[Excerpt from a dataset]
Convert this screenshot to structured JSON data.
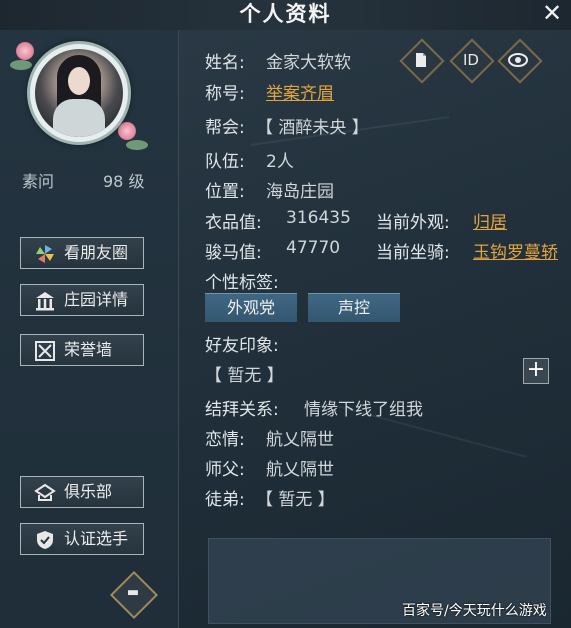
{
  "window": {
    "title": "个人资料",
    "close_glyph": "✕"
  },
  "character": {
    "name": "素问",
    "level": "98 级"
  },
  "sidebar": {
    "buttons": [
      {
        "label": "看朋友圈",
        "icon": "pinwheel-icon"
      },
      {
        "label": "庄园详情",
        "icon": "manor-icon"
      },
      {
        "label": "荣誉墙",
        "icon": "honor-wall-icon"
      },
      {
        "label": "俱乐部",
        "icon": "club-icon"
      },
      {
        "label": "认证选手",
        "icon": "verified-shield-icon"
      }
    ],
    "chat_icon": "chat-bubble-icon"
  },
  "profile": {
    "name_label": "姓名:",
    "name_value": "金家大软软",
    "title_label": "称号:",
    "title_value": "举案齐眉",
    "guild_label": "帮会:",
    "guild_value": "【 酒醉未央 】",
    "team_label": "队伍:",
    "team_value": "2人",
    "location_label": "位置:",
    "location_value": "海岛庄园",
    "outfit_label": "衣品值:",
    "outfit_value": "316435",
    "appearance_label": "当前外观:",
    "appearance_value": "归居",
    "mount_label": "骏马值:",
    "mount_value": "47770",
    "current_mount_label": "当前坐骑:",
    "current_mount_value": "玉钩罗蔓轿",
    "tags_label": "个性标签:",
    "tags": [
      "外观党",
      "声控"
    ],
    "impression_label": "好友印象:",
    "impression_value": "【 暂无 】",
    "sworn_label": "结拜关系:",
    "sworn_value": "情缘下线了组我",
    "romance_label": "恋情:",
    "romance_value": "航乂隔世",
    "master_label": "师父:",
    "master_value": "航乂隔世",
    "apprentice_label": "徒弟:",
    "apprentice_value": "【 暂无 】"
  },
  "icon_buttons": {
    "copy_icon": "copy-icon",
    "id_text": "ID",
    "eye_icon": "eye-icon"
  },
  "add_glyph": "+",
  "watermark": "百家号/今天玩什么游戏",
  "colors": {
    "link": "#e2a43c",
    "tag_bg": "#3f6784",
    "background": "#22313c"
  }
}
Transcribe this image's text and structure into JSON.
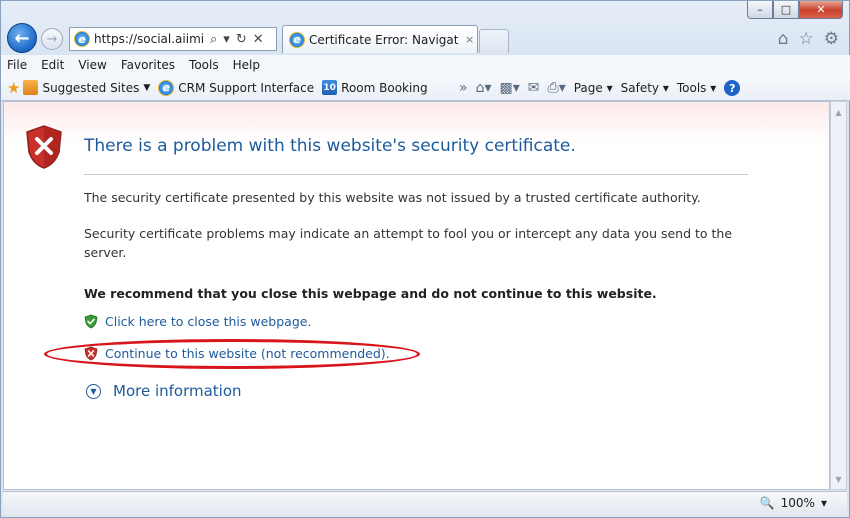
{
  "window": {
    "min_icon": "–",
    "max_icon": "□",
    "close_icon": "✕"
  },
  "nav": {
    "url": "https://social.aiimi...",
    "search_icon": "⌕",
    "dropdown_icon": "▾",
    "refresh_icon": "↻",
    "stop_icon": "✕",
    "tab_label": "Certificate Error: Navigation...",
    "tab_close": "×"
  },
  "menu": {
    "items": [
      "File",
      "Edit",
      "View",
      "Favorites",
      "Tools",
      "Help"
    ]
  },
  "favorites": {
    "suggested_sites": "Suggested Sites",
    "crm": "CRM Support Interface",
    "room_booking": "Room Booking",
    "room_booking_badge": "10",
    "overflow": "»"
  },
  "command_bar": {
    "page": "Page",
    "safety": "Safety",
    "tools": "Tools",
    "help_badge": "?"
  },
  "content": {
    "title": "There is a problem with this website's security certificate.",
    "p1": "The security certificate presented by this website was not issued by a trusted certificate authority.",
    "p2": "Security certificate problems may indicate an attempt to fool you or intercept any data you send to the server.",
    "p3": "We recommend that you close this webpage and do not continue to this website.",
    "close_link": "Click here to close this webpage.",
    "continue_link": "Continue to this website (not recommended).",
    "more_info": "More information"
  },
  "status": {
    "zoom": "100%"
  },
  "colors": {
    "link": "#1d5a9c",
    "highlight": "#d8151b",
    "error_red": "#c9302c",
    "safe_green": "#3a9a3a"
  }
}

■ Exercise instructions: With the pictures omitted, reproduce the records in full and exactly.

■ Result below:
Convert this screenshot to structured JSON data.
{
  "window": {
    "title": "个人资料",
    "close_glyph": "✕"
  },
  "character": {
    "name": "素问",
    "level": "98 级"
  },
  "sidebar": {
    "buttons": [
      {
        "label": "看朋友圈",
        "icon": "pinwheel-icon"
      },
      {
        "label": "庄园详情",
        "icon": "manor-icon"
      },
      {
        "label": "荣誉墙",
        "icon": "honor-wall-icon"
      },
      {
        "label": "俱乐部",
        "icon": "club-icon"
      },
      {
        "label": "认证选手",
        "icon": "verified-shield-icon"
      }
    ],
    "chat_icon": "chat-bubble-icon"
  },
  "profile": {
    "name_label": "姓名:",
    "name_value": "金家大软软",
    "title_label": "称号:",
    "title_value": "举案齐眉",
    "guild_label": "帮会:",
    "guild_value": "【 酒醉未央 】",
    "team_label": "队伍:",
    "team_value": "2人",
    "location_label": "位置:",
    "location_value": "海岛庄园",
    "outfit_label": "衣品值:",
    "outfit_value": "316435",
    "appearance_label": "当前外观:",
    "appearance_value": "归居",
    "mount_label": "骏马值:",
    "mount_value": "47770",
    "current_mount_label": "当前坐骑:",
    "current_mount_value": "玉钩罗蔓轿",
    "tags_label": "个性标签:",
    "tags": [
      "外观党",
      "声控"
    ],
    "impression_label": "好友印象:",
    "impression_value": "【 暂无 】",
    "sworn_label": "结拜关系:",
    "sworn_value": "情缘下线了组我",
    "romance_label": "恋情:",
    "romance_value": "航乂隔世",
    "master_label": "师父:",
    "master_value": "航乂隔世",
    "apprentice_label": "徒弟:",
    "apprentice_value": "【 暂无 】"
  },
  "icon_buttons": {
    "copy_icon": "copy-icon",
    "id_text": "ID",
    "eye_icon": "eye-icon"
  },
  "add_glyph": "+",
  "watermark": "百家号/今天玩什么游戏",
  "colors": {
    "link": "#e2a43c",
    "tag_bg": "#3f6784",
    "background": "#22313c"
  }
}
Transcribe this image's text and structure into JSON.
{
  "window": {
    "min_icon": "–",
    "max_icon": "□",
    "close_icon": "✕"
  },
  "nav": {
    "url": "https://social.aiimi...",
    "search_icon": "⌕",
    "dropdown_icon": "▾",
    "refresh_icon": "↻",
    "stop_icon": "✕",
    "tab_label": "Certificate Error: Navigation...",
    "tab_close": "×"
  },
  "menu": {
    "items": [
      "File",
      "Edit",
      "View",
      "Favorites",
      "Tools",
      "Help"
    ]
  },
  "favorites": {
    "suggested_sites": "Suggested Sites",
    "crm": "CRM Support Interface",
    "room_booking": "Room Booking",
    "room_booking_badge": "10",
    "overflow": "»"
  },
  "command_bar": {
    "page": "Page",
    "safety": "Safety",
    "tools": "Tools",
    "help_badge": "?"
  },
  "content": {
    "title": "There is a problem with this website's security certificate.",
    "p1": "The security certificate presented by this website was not issued by a trusted certificate authority.",
    "p2": "Security certificate problems may indicate an attempt to fool you or intercept any data you send to the server.",
    "p3": "We recommend that you close this webpage and do not continue to this website.",
    "close_link": "Click here to close this webpage.",
    "continue_link": "Continue to this website (not recommended).",
    "more_info": "More information"
  },
  "status": {
    "zoom": "100%"
  },
  "colors": {
    "link": "#1d5a9c",
    "highlight": "#d8151b",
    "error_red": "#c9302c",
    "safe_green": "#3a9a3a"
  }
}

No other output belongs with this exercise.